Information shown:

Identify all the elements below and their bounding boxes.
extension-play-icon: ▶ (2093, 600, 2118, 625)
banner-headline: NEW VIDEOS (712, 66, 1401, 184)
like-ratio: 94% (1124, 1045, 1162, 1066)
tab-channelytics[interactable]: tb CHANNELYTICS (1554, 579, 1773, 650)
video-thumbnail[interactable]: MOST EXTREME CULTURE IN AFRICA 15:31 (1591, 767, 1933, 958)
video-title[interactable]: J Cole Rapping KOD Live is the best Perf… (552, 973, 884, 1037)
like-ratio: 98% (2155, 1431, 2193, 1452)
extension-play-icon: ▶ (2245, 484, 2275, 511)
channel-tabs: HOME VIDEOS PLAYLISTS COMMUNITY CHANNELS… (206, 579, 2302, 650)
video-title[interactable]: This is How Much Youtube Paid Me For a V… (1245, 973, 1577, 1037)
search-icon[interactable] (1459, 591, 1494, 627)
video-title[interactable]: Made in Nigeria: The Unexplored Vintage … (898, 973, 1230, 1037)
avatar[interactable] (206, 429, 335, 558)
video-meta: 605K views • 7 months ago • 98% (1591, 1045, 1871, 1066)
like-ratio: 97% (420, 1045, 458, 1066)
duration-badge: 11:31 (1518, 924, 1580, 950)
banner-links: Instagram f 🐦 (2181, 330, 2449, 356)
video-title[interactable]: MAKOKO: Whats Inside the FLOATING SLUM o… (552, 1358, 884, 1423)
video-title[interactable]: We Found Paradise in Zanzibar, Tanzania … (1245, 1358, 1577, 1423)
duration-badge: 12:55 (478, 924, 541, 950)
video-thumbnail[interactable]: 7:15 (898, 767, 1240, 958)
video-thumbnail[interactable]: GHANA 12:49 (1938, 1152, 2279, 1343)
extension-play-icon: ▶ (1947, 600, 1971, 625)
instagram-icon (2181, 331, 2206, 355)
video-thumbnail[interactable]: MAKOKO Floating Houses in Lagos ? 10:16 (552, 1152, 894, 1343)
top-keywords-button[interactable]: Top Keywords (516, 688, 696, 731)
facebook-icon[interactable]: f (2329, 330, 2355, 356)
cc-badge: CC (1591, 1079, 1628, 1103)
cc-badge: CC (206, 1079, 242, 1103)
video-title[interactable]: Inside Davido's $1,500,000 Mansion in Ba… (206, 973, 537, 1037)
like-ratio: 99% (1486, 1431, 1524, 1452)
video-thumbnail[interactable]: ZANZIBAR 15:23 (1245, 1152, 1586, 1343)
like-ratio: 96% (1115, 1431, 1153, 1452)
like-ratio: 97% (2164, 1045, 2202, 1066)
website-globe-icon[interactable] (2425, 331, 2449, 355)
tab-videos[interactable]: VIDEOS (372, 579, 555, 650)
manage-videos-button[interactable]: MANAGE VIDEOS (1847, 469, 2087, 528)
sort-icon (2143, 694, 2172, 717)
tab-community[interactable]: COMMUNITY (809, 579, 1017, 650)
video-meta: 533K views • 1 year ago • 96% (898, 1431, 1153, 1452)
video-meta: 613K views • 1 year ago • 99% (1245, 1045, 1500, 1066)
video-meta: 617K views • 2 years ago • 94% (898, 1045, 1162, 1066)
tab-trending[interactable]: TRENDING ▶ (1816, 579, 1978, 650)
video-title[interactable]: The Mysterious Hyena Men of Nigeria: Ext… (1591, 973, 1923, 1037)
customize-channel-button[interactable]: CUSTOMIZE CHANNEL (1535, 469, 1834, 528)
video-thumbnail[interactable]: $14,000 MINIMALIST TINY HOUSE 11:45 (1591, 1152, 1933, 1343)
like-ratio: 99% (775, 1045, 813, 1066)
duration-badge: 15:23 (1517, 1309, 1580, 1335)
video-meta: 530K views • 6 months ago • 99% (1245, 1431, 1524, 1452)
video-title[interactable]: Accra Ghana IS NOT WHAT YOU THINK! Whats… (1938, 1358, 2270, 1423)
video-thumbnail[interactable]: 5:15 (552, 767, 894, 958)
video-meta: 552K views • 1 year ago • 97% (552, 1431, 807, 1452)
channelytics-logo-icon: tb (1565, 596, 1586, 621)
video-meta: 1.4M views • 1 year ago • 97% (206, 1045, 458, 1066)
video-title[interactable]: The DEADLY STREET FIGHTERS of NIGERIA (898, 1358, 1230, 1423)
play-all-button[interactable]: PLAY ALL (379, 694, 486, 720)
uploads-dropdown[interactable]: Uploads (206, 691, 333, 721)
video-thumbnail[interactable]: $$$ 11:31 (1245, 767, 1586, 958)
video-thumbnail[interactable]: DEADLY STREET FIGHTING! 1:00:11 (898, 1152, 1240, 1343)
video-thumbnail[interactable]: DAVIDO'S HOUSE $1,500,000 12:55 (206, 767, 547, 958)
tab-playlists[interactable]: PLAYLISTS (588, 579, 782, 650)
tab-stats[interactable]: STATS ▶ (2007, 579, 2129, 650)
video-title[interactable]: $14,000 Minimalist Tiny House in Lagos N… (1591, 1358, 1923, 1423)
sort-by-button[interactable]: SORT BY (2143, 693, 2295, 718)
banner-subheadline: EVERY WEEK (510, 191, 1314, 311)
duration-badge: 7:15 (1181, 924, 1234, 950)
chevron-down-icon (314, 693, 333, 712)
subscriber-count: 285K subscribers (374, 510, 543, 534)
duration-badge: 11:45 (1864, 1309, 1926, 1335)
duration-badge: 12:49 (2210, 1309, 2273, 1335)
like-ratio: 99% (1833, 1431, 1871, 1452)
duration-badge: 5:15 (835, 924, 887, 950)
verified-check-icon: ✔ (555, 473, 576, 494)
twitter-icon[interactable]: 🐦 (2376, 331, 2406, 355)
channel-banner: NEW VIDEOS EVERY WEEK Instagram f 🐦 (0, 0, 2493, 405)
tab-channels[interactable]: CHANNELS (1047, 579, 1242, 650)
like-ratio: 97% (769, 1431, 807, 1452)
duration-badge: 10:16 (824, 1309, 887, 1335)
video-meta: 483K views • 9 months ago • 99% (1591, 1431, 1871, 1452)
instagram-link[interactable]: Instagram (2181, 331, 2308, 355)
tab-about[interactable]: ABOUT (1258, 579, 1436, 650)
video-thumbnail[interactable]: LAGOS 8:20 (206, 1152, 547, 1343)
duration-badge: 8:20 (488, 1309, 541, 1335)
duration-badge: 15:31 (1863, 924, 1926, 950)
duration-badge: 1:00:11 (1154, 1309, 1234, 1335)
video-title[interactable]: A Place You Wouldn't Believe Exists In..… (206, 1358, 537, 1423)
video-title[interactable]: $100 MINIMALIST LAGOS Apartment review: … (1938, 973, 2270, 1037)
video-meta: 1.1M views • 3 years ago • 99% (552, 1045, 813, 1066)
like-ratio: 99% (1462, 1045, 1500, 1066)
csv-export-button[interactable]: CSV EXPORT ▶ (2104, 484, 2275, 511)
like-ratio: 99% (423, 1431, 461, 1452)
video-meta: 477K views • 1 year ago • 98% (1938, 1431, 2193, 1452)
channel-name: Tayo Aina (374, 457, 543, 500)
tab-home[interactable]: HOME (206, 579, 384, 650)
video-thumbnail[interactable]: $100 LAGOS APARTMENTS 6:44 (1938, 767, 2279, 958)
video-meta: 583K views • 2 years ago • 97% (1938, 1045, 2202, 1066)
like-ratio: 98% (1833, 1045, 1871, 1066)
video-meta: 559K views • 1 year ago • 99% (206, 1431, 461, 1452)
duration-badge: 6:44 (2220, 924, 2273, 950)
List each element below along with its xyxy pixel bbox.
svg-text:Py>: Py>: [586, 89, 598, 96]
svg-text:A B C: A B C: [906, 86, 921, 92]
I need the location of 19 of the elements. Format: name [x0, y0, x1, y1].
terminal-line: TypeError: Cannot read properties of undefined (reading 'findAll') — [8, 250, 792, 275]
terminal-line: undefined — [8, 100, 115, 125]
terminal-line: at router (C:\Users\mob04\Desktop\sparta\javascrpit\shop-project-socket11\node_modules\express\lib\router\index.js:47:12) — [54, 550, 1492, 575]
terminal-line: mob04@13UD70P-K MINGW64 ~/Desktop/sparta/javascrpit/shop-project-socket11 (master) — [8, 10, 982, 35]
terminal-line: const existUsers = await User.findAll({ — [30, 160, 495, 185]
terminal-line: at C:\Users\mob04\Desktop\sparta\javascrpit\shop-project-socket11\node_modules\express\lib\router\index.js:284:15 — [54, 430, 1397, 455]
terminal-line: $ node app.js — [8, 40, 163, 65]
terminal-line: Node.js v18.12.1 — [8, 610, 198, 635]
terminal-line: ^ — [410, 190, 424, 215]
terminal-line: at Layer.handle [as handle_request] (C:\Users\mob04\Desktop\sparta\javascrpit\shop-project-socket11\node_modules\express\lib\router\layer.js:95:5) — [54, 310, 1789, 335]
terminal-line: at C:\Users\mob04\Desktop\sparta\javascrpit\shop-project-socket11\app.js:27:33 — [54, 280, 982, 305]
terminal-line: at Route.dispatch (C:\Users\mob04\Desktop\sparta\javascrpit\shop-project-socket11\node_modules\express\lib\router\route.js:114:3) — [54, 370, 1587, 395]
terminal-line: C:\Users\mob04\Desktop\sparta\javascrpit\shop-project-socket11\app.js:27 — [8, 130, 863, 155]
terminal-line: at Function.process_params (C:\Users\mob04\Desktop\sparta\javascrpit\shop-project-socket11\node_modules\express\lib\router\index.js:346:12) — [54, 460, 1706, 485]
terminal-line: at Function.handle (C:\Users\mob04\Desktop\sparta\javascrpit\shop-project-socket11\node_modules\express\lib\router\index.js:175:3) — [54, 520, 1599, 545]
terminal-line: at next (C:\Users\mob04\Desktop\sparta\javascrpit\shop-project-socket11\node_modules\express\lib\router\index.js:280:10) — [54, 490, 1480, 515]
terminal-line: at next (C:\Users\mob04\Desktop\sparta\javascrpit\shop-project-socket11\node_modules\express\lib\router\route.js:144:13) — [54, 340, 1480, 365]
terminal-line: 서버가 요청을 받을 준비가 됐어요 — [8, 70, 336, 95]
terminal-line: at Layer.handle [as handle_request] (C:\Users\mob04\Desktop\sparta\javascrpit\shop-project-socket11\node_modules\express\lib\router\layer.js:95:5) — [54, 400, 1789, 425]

Exercise prompt: Copy the listing above line for line, from its first line down to and including the line containing "avatar[interactable] (206, 429, 335, 558)".

Result of this task:
Identify all the elements below and their bounding boxes.
extension-play-icon: ▶ (2093, 600, 2118, 625)
banner-headline: NEW VIDEOS (712, 66, 1401, 184)
like-ratio: 94% (1124, 1045, 1162, 1066)
tab-channelytics[interactable]: tb CHANNELYTICS (1554, 579, 1773, 650)
video-thumbnail[interactable]: MOST EXTREME CULTURE IN AFRICA 15:31 (1591, 767, 1933, 958)
video-title[interactable]: J Cole Rapping KOD Live is the best Perf… (552, 973, 884, 1037)
like-ratio: 98% (2155, 1431, 2193, 1452)
extension-play-icon: ▶ (2245, 484, 2275, 511)
channel-tabs: HOME VIDEOS PLAYLISTS COMMUNITY CHANNELS… (206, 579, 2302, 650)
video-title[interactable]: This is How Much Youtube Paid Me For a V… (1245, 973, 1577, 1037)
search-icon[interactable] (1459, 591, 1494, 627)
video-title[interactable]: Made in Nigeria: The Unexplored Vintage … (898, 973, 1230, 1037)
avatar[interactable] (206, 429, 335, 558)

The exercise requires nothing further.